» **PROBLEM TO SOLVE**
Copy out the entries exactly, from the first line to the last.

» **DATASET RECORDS**
(begin)

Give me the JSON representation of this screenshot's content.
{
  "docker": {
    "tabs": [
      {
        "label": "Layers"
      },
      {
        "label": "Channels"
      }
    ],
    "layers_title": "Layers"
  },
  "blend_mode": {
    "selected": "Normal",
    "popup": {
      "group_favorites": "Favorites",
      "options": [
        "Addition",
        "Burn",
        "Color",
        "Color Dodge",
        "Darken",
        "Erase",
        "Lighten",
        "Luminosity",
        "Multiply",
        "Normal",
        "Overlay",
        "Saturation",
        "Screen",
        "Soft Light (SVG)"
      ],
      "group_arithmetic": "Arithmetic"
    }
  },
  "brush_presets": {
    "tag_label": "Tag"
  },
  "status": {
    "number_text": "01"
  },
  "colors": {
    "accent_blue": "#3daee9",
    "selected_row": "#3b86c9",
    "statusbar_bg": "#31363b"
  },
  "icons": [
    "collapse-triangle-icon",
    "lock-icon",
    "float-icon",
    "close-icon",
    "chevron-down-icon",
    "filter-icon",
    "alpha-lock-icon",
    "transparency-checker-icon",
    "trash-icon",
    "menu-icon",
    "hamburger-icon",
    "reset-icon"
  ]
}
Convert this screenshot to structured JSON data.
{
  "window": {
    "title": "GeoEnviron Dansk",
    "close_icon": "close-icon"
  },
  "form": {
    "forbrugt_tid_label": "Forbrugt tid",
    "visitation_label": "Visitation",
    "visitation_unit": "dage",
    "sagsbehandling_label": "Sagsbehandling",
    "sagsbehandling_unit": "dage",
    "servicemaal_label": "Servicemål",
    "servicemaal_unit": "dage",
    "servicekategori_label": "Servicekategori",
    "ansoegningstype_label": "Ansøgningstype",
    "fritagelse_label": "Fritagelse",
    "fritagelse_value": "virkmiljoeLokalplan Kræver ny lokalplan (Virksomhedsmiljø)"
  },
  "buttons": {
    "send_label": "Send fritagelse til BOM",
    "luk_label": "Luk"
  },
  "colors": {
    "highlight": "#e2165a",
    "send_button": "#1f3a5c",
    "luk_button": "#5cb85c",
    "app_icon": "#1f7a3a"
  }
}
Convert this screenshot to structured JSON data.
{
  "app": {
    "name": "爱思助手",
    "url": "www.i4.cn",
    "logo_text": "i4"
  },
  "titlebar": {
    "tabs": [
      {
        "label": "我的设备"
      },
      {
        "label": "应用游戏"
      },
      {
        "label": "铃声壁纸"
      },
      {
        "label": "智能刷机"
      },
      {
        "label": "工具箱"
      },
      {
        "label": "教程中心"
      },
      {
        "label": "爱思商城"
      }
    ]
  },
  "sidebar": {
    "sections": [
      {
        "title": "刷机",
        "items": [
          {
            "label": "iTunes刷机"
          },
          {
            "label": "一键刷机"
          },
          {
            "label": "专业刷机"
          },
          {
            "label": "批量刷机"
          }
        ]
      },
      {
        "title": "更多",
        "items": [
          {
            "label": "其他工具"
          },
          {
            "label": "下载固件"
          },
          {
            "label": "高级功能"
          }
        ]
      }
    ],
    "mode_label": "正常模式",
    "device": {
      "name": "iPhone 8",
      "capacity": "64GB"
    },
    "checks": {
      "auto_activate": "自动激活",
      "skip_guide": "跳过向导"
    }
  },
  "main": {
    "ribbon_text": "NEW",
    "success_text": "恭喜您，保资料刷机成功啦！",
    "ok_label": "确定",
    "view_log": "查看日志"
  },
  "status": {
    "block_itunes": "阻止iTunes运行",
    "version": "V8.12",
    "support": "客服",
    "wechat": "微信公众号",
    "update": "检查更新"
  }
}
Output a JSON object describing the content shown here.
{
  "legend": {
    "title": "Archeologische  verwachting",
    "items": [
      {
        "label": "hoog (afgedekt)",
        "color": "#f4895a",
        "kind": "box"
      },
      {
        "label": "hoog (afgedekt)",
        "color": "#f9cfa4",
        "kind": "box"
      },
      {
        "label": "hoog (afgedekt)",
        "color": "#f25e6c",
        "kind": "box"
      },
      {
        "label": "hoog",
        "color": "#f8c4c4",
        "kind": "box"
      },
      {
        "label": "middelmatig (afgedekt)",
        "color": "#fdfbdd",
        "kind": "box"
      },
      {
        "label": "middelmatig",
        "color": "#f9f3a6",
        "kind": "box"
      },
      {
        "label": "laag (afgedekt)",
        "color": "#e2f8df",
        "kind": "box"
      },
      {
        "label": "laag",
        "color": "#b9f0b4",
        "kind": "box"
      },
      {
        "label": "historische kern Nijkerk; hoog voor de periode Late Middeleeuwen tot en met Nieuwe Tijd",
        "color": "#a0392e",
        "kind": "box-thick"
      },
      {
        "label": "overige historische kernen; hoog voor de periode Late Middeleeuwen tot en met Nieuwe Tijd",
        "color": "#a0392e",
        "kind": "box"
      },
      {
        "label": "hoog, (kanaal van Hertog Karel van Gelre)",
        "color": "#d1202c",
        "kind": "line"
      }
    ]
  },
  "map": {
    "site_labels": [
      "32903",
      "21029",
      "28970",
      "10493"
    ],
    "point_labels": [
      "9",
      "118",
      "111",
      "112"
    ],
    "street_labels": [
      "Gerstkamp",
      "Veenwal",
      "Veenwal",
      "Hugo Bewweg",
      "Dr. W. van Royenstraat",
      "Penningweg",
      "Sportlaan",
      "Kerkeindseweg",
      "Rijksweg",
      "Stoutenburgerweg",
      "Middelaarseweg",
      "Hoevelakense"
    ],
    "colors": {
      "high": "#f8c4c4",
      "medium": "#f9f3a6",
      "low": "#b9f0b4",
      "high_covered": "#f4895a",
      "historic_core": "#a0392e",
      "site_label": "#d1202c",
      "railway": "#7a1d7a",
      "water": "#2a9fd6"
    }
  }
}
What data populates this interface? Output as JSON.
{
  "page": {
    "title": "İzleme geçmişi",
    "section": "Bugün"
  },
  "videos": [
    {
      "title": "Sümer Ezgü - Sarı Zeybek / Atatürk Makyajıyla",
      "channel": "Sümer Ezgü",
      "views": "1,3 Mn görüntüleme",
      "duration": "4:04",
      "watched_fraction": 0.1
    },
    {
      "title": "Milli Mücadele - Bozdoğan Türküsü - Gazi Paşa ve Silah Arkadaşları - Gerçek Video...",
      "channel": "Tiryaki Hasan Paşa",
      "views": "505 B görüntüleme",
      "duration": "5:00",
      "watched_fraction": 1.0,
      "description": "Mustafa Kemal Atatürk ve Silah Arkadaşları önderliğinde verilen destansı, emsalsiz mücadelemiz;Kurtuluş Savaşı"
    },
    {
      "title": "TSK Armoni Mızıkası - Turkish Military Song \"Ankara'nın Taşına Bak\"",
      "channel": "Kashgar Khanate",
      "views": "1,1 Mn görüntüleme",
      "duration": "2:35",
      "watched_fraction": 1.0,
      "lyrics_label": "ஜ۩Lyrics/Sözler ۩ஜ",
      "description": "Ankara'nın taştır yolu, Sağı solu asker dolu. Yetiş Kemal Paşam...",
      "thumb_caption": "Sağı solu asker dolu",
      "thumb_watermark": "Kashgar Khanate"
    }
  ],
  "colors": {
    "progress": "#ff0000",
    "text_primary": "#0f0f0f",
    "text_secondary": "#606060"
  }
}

(end)

» **ANSWER TO THIS PROBLEM**
Give me the JSON representation of this screenshot's content.
{
  "docker": {
    "tabs": [
      {
        "label": "Layers"
      },
      {
        "label": "Channels"
      }
    ],
    "layers_title": "Layers"
  },
  "blend_mode": {
    "selected": "Normal",
    "popup": {
      "group_favorites": "Favorites",
      "options": [
        "Addition",
        "Burn",
        "Color",
        "Color Dodge",
        "Darken",
        "Erase",
        "Lighten",
        "Luminosity",
        "Multiply",
        "Normal",
        "Overlay",
        "Saturation",
        "Screen",
        "Soft Light (SVG)"
      ],
      "group_arithmetic": "Arithmetic"
    }
  },
  "brush_presets": {
    "tag_label": "Tag"
  },
  "status": {
    "number_text": "01"
  },
  "colors": {
    "accent_blue": "#3daee9",
    "selected_row": "#3b86c9",
    "statusbar_bg": "#31363b"
  },
  "icons": [
    "collapse-triangle-icon",
    "lock-icon",
    "float-icon",
    "close-icon",
    "chevron-down-icon",
    "filter-icon",
    "alpha-lock-icon",
    "transparency-checker-icon",
    "trash-icon",
    "menu-icon",
    "hamburger-icon",
    "reset-icon"
  ]
}
Convert this screenshot to structured JSON data.
{
  "window": {
    "title": "GeoEnviron Dansk",
    "close_icon": "close-icon"
  },
  "form": {
    "forbrugt_tid_label": "Forbrugt tid",
    "visitation_label": "Visitation",
    "visitation_unit": "dage",
    "sagsbehandling_label": "Sagsbehandling",
    "sagsbehandling_unit": "dage",
    "servicemaal_label": "Servicemål",
    "servicemaal_unit": "dage",
    "servicekategori_label": "Servicekategori",
    "ansoegningstype_label": "Ansøgningstype",
    "fritagelse_label": "Fritagelse",
    "fritagelse_value": "virkmiljoeLokalplan Kræver ny lokalplan (Virksomhedsmiljø)"
  },
  "buttons": {
    "send_label": "Send fritagelse til BOM",
    "luk_label": "Luk"
  },
  "colors": {
    "highlight": "#e2165a",
    "send_button": "#1f3a5c",
    "luk_button": "#5cb85c",
    "app_icon": "#1f7a3a"
  }
}
Convert this screenshot to structured JSON data.
{
  "app": {
    "name": "爱思助手",
    "url": "www.i4.cn",
    "logo_text": "i4"
  },
  "titlebar": {
    "tabs": [
      {
        "label": "我的设备"
      },
      {
        "label": "应用游戏"
      },
      {
        "label": "铃声壁纸"
      },
      {
        "label": "智能刷机"
      },
      {
        "label": "工具箱"
      },
      {
        "label": "教程中心"
      },
      {
        "label": "爱思商城"
      }
    ]
  },
  "sidebar": {
    "sections": [
      {
        "title": "刷机",
        "items": [
          {
            "label": "iTunes刷机"
          },
          {
            "label": "一键刷机"
          },
          {
            "label": "专业刷机"
          },
          {
            "label": "批量刷机"
          }
        ]
      },
      {
        "title": "更多",
        "items": [
          {
            "label": "其他工具"
          },
          {
            "label": "下载固件"
          },
          {
            "label": "高级功能"
          }
        ]
      }
    ],
    "mode_label": "正常模式",
    "device": {
      "name": "iPhone 8",
      "capacity": "64GB"
    },
    "checks": {
      "auto_activate": "自动激活",
      "skip_guide": "跳过向导"
    }
  },
  "main": {
    "ribbon_text": "NEW",
    "success_text": "恭喜您，保资料刷机成功啦！",
    "ok_label": "确定",
    "view_log": "查看日志"
  },
  "status": {
    "block_itunes": "阻止iTunes运行",
    "version": "V8.12",
    "support": "客服",
    "wechat": "微信公众号",
    "update": "检查更新"
  }
}
Output a JSON object describing the content shown here.
{
  "legend": {
    "title": "Archeologische  verwachting",
    "items": [
      {
        "label": "hoog (afgedekt)",
        "color": "#f4895a",
        "kind": "box"
      },
      {
        "label": "hoog (afgedekt)",
        "color": "#f9cfa4",
        "kind": "box"
      },
      {
        "label": "hoog (afgedekt)",
        "color": "#f25e6c",
        "kind": "box"
      },
      {
        "label": "hoog",
        "color": "#f8c4c4",
        "kind": "box"
      },
      {
        "label": "middelmatig (afgedekt)",
        "color": "#fdfbdd",
        "kind": "box"
      },
      {
        "label": "middelmatig",
        "color": "#f9f3a6",
        "kind": "box"
      },
      {
        "label": "laag (afgedekt)",
        "color": "#e2f8df",
        "kind": "box"
      },
      {
        "label": "laag",
        "color": "#b9f0b4",
        "kind": "box"
      },
      {
        "label": "historische kern Nijkerk; hoog voor de periode Late Middeleeuwen tot en met Nieuwe Tijd",
        "color": "#a0392e",
        "kind": "box-thick"
      },
      {
        "label": "overige historische kernen; hoog voor de periode Late Middeleeuwen tot en met Nieuwe Tijd",
        "color": "#a0392e",
        "kind": "box"
      },
      {
        "label": "hoog, (kanaal van Hertog Karel van Gelre)",
        "color": "#d1202c",
        "kind": "line"
      }
    ]
  },
  "map": {
    "site_labels": [
      "32903",
      "21029",
      "28970",
      "10493"
    ],
    "point_labels": [
      "9",
      "118",
      "111",
      "112"
    ],
    "street_labels": [
      "Gerstkamp",
      "Veenwal",
      "Veenwal",
      "Hugo Bewweg",
      "Dr. W. van Royenstraat",
      "Penningweg",
      "Sportlaan",
      "Kerkeindseweg",
      "Rijksweg",
      "Stoutenburgerweg",
      "Middelaarseweg",
      "Hoevelakense"
    ],
    "colors": {
      "high": "#f8c4c4",
      "medium": "#f9f3a6",
      "low": "#b9f0b4",
      "high_covered": "#f4895a",
      "historic_core": "#a0392e",
      "site_label": "#d1202c",
      "railway": "#7a1d7a",
      "water": "#2a9fd6"
    }
  }
}
What data populates this interface? Output as JSON.
{
  "page": {
    "title": "İzleme geçmişi",
    "section": "Bugün"
  },
  "videos": [
    {
      "title": "Sümer Ezgü - Sarı Zeybek / Atatürk Makyajıyla",
      "channel": "Sümer Ezgü",
      "views": "1,3 Mn görüntüleme",
      "duration": "4:04",
      "watched_fraction": 0.1
    },
    {
      "title": "Milli Mücadele - Bozdoğan Türküsü - Gazi Paşa ve Silah Arkadaşları - Gerçek Video...",
      "channel": "Tiryaki Hasan Paşa",
      "views": "505 B görüntüleme",
      "duration": "5:00",
      "watched_fraction": 1.0,
      "description": "Mustafa Kemal Atatürk ve Silah Arkadaşları önderliğinde verilen destansı, emsalsiz mücadelemiz;Kurtuluş Savaşı"
    },
    {
      "title": "TSK Armoni Mızıkası - Turkish Military Song \"Ankara'nın Taşına Bak\"",
      "channel": "Kashgar Khanate",
      "views": "1,1 Mn görüntüleme",
      "duration": "2:35",
      "watched_fraction": 1.0,
      "lyrics_label": "ஜ۩Lyrics/Sözler ۩ஜ",
      "description": "Ankara'nın taştır yolu, Sağı solu asker dolu. Yetiş Kemal Paşam...",
      "thumb_caption": "Sağı solu asker dolu",
      "thumb_watermark": "Kashgar Khanate"
    }
  ],
  "colors": {
    "progress": "#ff0000",
    "text_primary": "#0f0f0f",
    "text_secondary": "#606060"
  }
}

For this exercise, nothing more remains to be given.